[start DATA ENTRIES]

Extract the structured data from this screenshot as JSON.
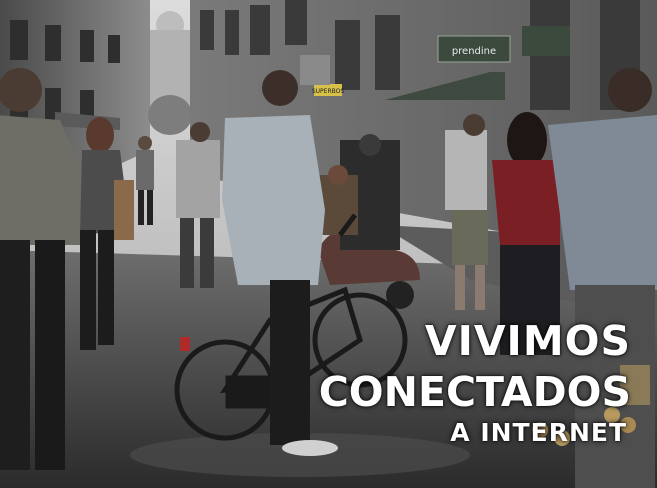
{
  "photo": {
    "description_none": "",
    "signs": {
      "shop_sign": "prendine",
      "small_sign": "SUPERBOS"
    }
  },
  "caption": {
    "line1": "VIVIMOS",
    "line2": "CONECTADOS",
    "line3": "A INTERNET"
  },
  "colors": {
    "text": "#ffffff",
    "red_shirt": "#7a1f24"
  }
}
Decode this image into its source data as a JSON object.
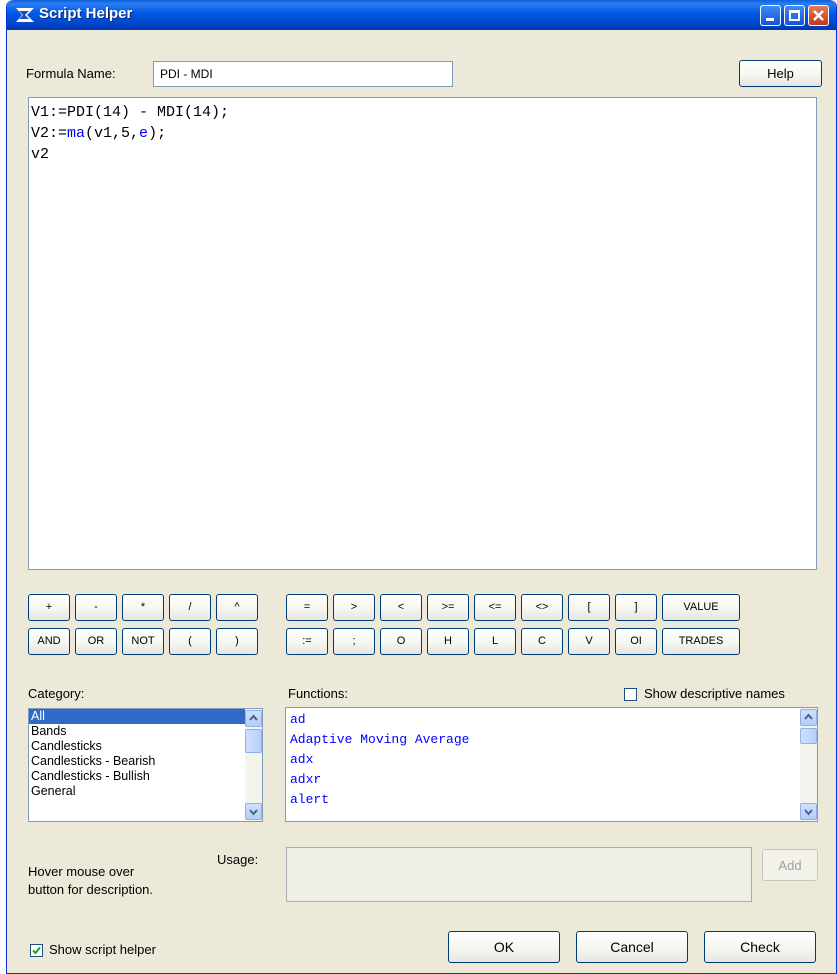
{
  "window": {
    "title": "Script Helper"
  },
  "formula": {
    "label": "Formula Name:",
    "value": "PDI - MDI"
  },
  "help_button": "Help",
  "editor": {
    "lines": [
      {
        "parts": [
          {
            "t": "V1:=PDI(14) - MDI(14);",
            "kw": false
          }
        ]
      },
      {
        "parts": [
          {
            "t": "V2:=",
            "kw": false
          },
          {
            "t": "ma",
            "kw": true
          },
          {
            "t": "(v1,5,",
            "kw": false
          },
          {
            "t": "e",
            "kw": true
          },
          {
            "t": ");",
            "kw": false
          }
        ]
      },
      {
        "parts": [
          {
            "t": "v2",
            "kw": false
          }
        ]
      }
    ]
  },
  "operators": {
    "row1": [
      "+",
      "-",
      "*",
      "/",
      "^"
    ],
    "row2": [
      "AND",
      "OR",
      "NOT",
      "(",
      ")"
    ],
    "row3": [
      "=",
      ">",
      "<",
      ">=",
      "<=",
      "<>",
      "[",
      "]",
      "VALUE"
    ],
    "row4": [
      ":=",
      ";",
      "O",
      "H",
      "L",
      "C",
      "V",
      "OI",
      "TRADES"
    ]
  },
  "category": {
    "label": "Category:",
    "items": [
      "All",
      "Bands",
      "Candlesticks",
      "Candlesticks - Bearish",
      "Candlesticks - Bullish",
      "General"
    ],
    "selected": "All"
  },
  "functions": {
    "label": "Functions:",
    "show_descriptive_label": "Show descriptive names",
    "show_descriptive_checked": false,
    "items": [
      "ad",
      "Adaptive Moving Average",
      "adx",
      "adxr",
      "alert"
    ]
  },
  "hint": {
    "line1": "Hover mouse over",
    "line2": "button for description."
  },
  "usage": {
    "label": "Usage:",
    "value": ""
  },
  "add_button": "Add",
  "footer": {
    "show_script_helper_label": "Show script helper",
    "show_script_helper_checked": true,
    "ok": "OK",
    "cancel": "Cancel",
    "check": "Check"
  },
  "colors": {
    "titlebar": "#0058e6",
    "dialog_bg": "#ece9d8",
    "selection": "#316ac5",
    "function_text": "#0000ff"
  }
}
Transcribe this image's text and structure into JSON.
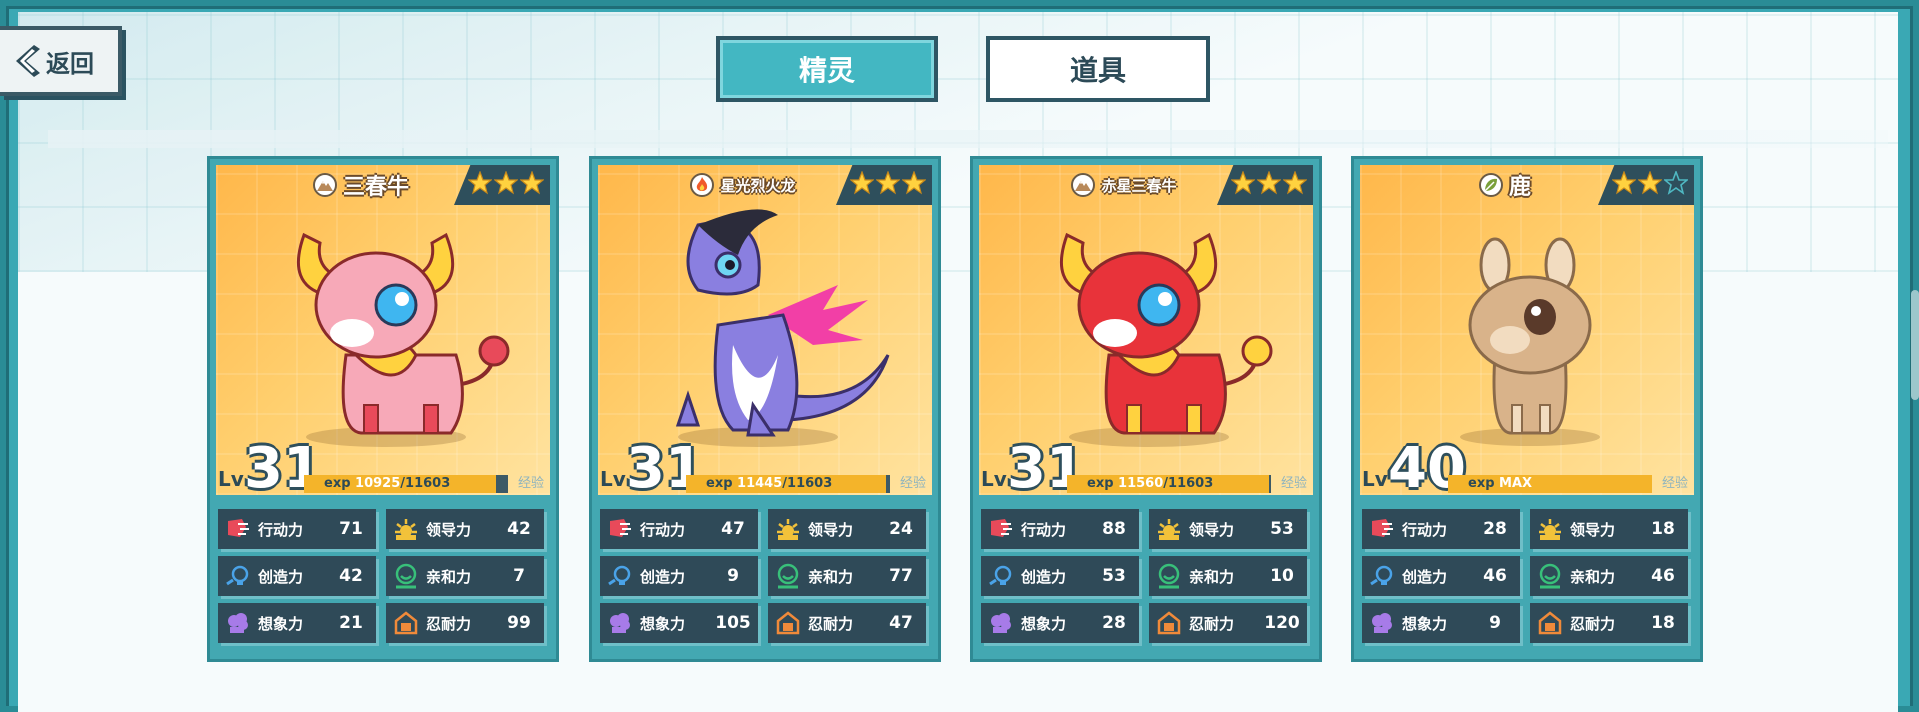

[end DATA ENTRIES]

Give nothing but the number of lines containing the string "Candlesticks".

◆ **SOLUTION**: 3